Prompt -> Print all entries precisely as they are written.

Available data ->

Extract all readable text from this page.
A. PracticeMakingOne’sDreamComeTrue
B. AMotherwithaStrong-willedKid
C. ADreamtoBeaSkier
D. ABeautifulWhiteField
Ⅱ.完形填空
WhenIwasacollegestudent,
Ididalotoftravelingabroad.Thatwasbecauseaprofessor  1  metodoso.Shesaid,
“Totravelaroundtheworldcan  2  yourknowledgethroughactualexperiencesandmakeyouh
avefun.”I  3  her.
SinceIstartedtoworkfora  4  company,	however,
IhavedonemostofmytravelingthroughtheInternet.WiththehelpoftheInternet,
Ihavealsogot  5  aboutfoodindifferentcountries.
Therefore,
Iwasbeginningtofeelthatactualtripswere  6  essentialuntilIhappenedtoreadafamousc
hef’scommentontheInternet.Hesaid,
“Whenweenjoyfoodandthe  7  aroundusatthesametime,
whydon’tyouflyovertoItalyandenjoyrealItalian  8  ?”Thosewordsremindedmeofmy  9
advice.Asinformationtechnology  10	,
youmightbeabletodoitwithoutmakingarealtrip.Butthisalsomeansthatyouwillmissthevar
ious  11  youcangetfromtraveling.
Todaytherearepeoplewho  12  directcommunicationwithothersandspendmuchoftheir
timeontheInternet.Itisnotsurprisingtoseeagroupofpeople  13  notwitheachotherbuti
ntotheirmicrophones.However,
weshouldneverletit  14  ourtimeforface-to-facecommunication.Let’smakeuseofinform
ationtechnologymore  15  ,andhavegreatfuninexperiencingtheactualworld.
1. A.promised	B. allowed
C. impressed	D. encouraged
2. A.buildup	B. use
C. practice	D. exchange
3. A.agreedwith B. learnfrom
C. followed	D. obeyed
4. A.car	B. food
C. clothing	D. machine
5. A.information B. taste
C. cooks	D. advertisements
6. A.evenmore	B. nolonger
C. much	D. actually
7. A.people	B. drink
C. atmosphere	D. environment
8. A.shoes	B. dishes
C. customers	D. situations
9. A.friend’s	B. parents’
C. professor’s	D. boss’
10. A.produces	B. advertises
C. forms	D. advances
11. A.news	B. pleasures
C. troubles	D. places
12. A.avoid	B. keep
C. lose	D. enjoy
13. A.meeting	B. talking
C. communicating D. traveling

Answer to this problem ->
Extract all readable text from this page.
A. PracticeMakingOne’sDreamComeTrue
B. AMotherwithaStrong-willedKid
C. ADreamtoBeaSkier
D. ABeautifulWhiteField
Ⅱ.完形填空
WhenIwasacollegestudent,
Ididalotoftravelingabroad.Thatwasbecauseaprofessor  1  metodoso.Shesaid,
“Totravelaroundtheworldcan  2  yourknowledgethroughactualexperiencesandmakeyouh
avefun.”I  3  her.
SinceIstartedtoworkfora  4  company,	however,
IhavedonemostofmytravelingthroughtheInternet.WiththehelpoftheInternet,
Ihavealsogot  5  aboutfoodindifferentcountries.
Therefore,
Iwasbeginningtofeelthatactualtripswere  6  essentialuntilIhappenedtoreadafamousc
hef’scommentontheInternet.Hesaid,
“Whenweenjoyfoodandthe  7  aroundusatthesametime,
whydon’tyouflyovertoItalyandenjoyrealItalian  8  ?”Thosewordsremindedmeofmy  9
advice.Asinformationtechnology  10	,
youmightbeabletodoitwithoutmakingarealtrip.Butthisalsomeansthatyouwillmissthevar
ious  11  youcangetfromtraveling.
Todaytherearepeoplewho  12  directcommunicationwithothersandspendmuchoftheir
timeontheInternet.Itisnotsurprisingtoseeagroupofpeople  13  notwitheachotherbuti
ntotheirmicrophones.However,
weshouldneverletit  14  ourtimeforface-to-facecommunication.Let’smakeuseofinform
ationtechnologymore  15  ,andhavegreatfuninexperiencingtheactualworld.
1. A.promised	B. allowed
C. impressed	D. encouraged
2. A.buildup	B. use
C. practice	D. exchange
3. A.agreedwith B. learnfrom
C. followed	D. obeyed
4. A.car	B. food
C. clothing	D. machine
5. A.information B. taste
C. cooks	D. advertisements
6. A.evenmore	B. nolonger
C. much	D. actually
7. A.people	B. drink
C. atmosphere	D. environment
8. A.shoes	B. dishes
C. customers	D. situations
9. A.friend’s	B. parents’
C. professor’s	D. boss’
10. A.produces	B. advertises
C. forms	D. advances
11. A.news	B. pleasures
C. troubles	D. places
12. A.avoid	B. keep
C. lose	D. enjoy
13. A.meeting	B. talking
C. communicating D. traveling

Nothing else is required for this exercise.